*** STORED DATA

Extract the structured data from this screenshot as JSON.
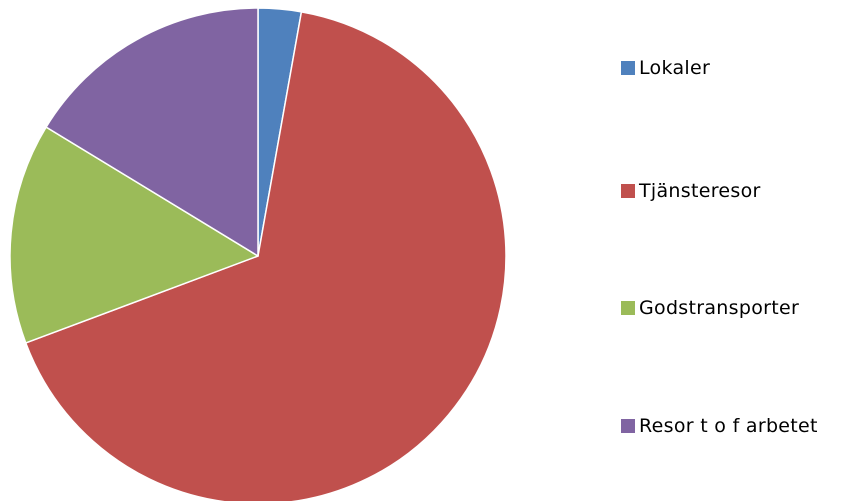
{
  "chart_data": {
    "type": "pie",
    "title": "",
    "legend_position": "right",
    "slices": [
      {
        "label": "Lokaler",
        "value": 2.8,
        "color": "#4f81bd"
      },
      {
        "label": "Tjänsteresor",
        "value": 66.5,
        "color": "#c0504d"
      },
      {
        "label": "Godstransporter",
        "value": 14.4,
        "color": "#9bbb59"
      },
      {
        "label": "Resor t o f arbetet",
        "value": 16.3,
        "color": "#8064a2"
      }
    ]
  }
}
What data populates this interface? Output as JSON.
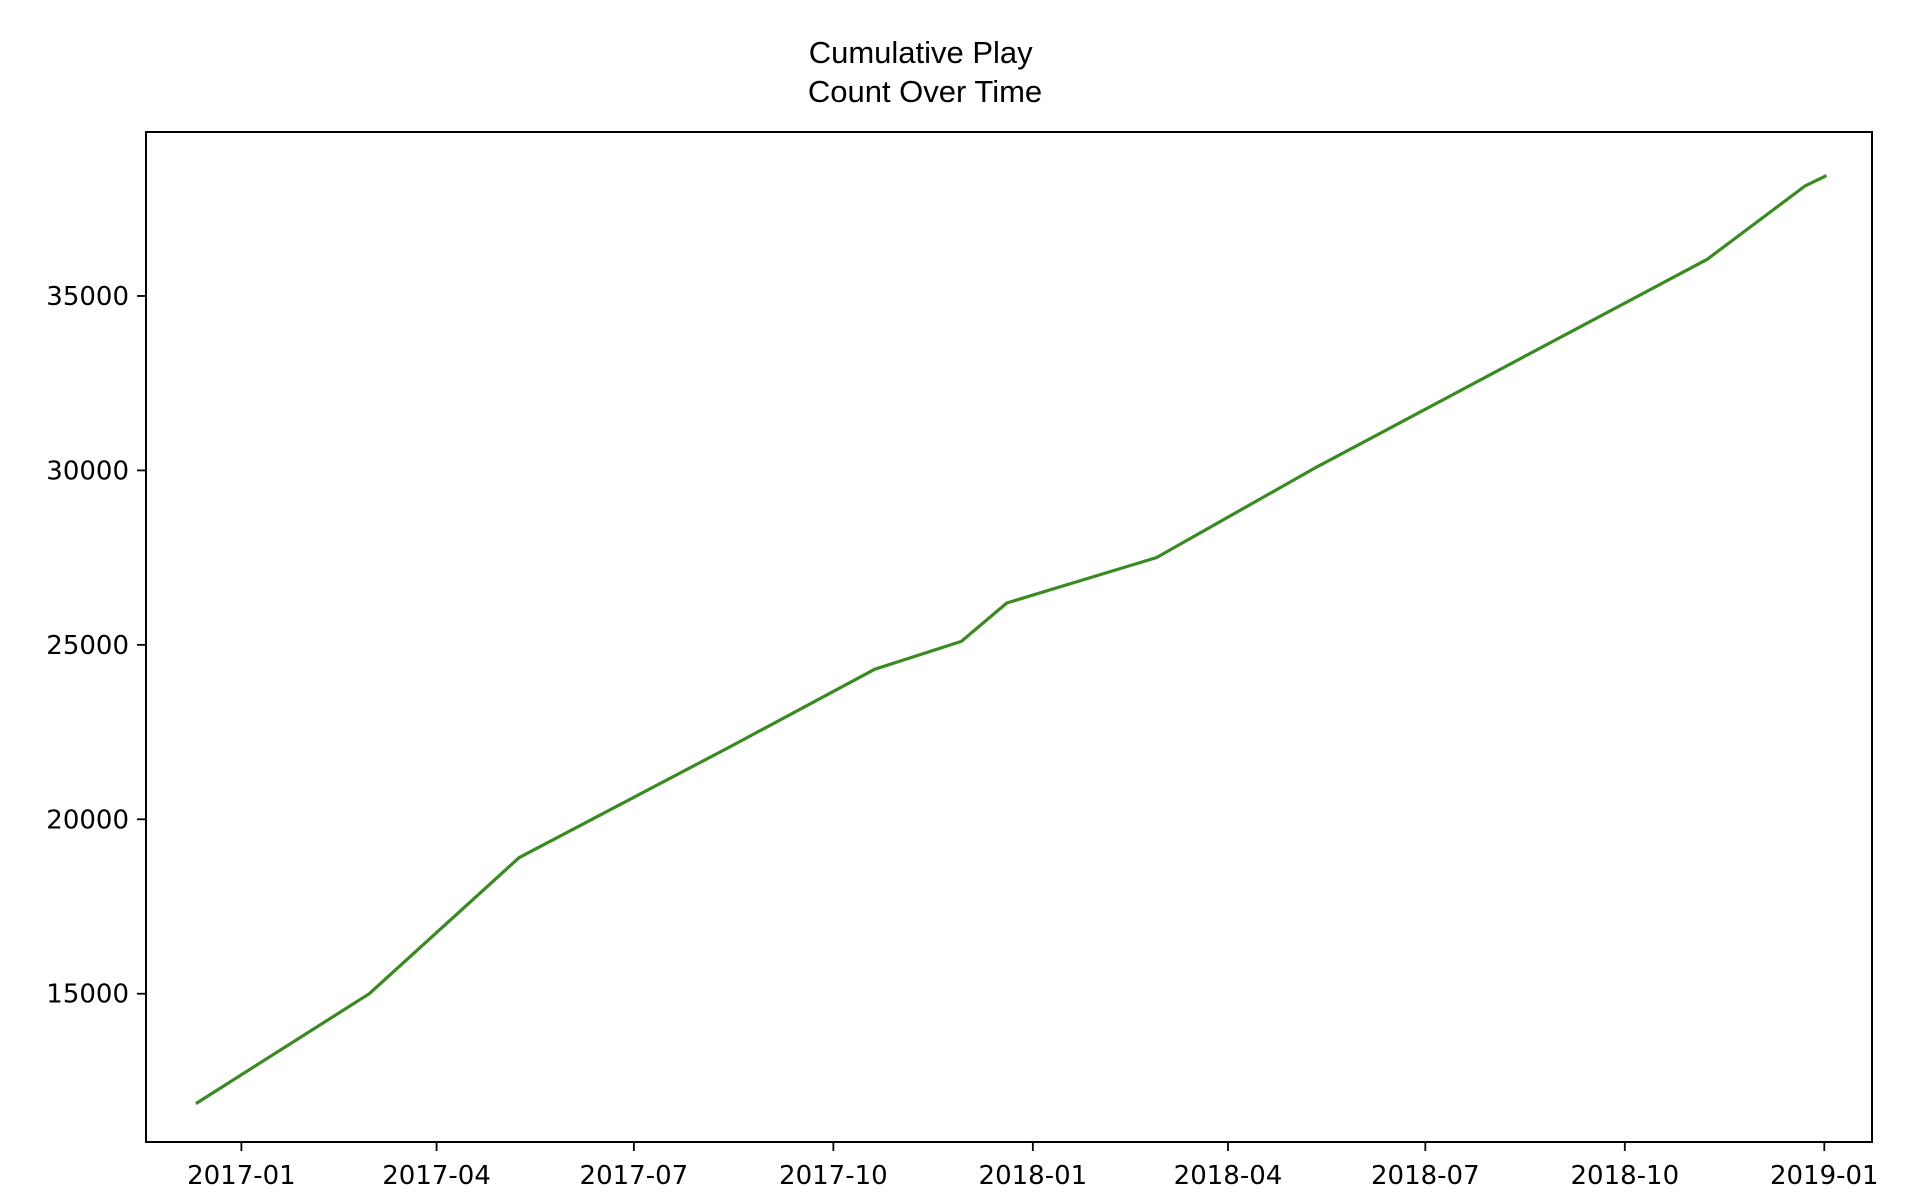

******

Working from the lines above, reproduce the material exactly and exclude its pictures.

RESULT OF THE EXERCISE
Extract the structured data from this screenshot as JSON.
{
  "chart_data": {
    "type": "pie",
    "title": "",
    "legend_position": "right",
    "slices": [
      {
        "label": "Lokaler",
        "value": 2.8,
        "color": "#4f81bd"
      },
      {
        "label": "Tjänsteresor",
        "value": 66.5,
        "color": "#c0504d"
      },
      {
        "label": "Godstransporter",
        "value": 14.4,
        "color": "#9bbb59"
      },
      {
        "label": "Resor t o f arbetet",
        "value": 16.3,
        "color": "#8064a2"
      }
    ]
  }
}
What data populates this interface? Output as JSON.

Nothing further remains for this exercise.